THE PROBLEM ->
Rewrite the lines starting at the first one and ending at the line containing "709, 993, 1524]", changing "toggle-knob" to "switch-knob" and leaving everything else untouched.
########
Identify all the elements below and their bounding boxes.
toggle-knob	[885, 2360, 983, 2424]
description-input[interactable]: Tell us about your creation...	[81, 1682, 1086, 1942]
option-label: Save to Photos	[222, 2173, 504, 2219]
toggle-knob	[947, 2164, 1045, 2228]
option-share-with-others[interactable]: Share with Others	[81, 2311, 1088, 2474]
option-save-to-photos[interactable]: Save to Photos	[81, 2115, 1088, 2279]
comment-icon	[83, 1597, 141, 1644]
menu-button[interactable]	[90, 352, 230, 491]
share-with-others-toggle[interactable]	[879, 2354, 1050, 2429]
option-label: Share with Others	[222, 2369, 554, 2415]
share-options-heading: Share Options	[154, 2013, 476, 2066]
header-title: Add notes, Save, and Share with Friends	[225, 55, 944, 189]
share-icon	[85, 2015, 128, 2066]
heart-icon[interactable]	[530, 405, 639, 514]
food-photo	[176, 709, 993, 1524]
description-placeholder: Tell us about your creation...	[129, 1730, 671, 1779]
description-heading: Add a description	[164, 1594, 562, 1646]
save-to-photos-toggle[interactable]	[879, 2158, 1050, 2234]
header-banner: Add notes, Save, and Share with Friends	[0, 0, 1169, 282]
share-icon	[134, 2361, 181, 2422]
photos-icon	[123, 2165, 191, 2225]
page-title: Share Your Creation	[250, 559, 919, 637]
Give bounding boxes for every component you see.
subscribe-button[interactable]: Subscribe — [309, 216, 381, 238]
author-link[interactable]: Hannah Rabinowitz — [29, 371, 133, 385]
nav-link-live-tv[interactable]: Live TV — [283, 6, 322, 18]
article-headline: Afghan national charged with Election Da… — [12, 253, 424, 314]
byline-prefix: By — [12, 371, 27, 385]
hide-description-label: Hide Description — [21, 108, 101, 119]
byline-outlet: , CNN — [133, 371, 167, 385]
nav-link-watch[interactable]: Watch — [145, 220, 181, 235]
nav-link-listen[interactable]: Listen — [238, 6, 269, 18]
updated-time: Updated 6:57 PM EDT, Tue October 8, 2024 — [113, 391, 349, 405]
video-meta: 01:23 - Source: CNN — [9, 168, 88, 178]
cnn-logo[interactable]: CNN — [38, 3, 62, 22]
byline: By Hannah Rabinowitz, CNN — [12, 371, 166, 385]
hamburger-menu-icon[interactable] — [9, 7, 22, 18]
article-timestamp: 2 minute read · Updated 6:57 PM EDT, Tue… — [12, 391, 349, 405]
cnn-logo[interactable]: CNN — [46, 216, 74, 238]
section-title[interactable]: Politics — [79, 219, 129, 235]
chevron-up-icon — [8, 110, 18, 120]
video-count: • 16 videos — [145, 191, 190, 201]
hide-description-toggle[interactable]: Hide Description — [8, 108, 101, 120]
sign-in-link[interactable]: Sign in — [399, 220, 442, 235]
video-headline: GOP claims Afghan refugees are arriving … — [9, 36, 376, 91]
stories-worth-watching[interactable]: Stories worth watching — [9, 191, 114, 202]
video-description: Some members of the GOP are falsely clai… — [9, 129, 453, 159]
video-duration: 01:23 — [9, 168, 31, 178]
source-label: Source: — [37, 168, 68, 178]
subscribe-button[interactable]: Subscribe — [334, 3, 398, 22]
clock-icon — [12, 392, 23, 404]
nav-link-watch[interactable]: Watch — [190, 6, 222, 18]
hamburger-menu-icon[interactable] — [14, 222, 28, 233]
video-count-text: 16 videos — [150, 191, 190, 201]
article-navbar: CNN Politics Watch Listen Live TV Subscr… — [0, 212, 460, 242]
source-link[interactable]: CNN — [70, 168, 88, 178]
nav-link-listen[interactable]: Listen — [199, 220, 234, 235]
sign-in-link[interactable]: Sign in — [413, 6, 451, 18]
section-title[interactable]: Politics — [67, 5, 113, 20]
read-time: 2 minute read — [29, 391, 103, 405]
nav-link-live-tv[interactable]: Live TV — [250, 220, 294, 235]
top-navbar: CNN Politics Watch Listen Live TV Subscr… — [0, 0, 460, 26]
########
RESPONSE TO THE TASK ->
Identify all the elements below and their bounding boxes.
switch-knob	[885, 2360, 983, 2424]
description-input[interactable]: Tell us about your creation...	[81, 1682, 1086, 1942]
option-label: Save to Photos	[222, 2173, 504, 2219]
switch-knob	[947, 2164, 1045, 2228]
option-share-with-others[interactable]: Share with Others	[81, 2311, 1088, 2474]
option-save-to-photos[interactable]: Save to Photos	[81, 2115, 1088, 2279]
comment-icon	[83, 1597, 141, 1644]
menu-button[interactable]	[90, 352, 230, 491]
share-with-others-toggle[interactable]	[879, 2354, 1050, 2429]
option-label: Share with Others	[222, 2369, 554, 2415]
share-options-heading: Share Options	[154, 2013, 476, 2066]
header-title: Add notes, Save, and Share with Friends	[225, 55, 944, 189]
share-icon	[85, 2015, 128, 2066]
heart-icon[interactable]	[530, 405, 639, 514]
food-photo	[176, 709, 993, 1524]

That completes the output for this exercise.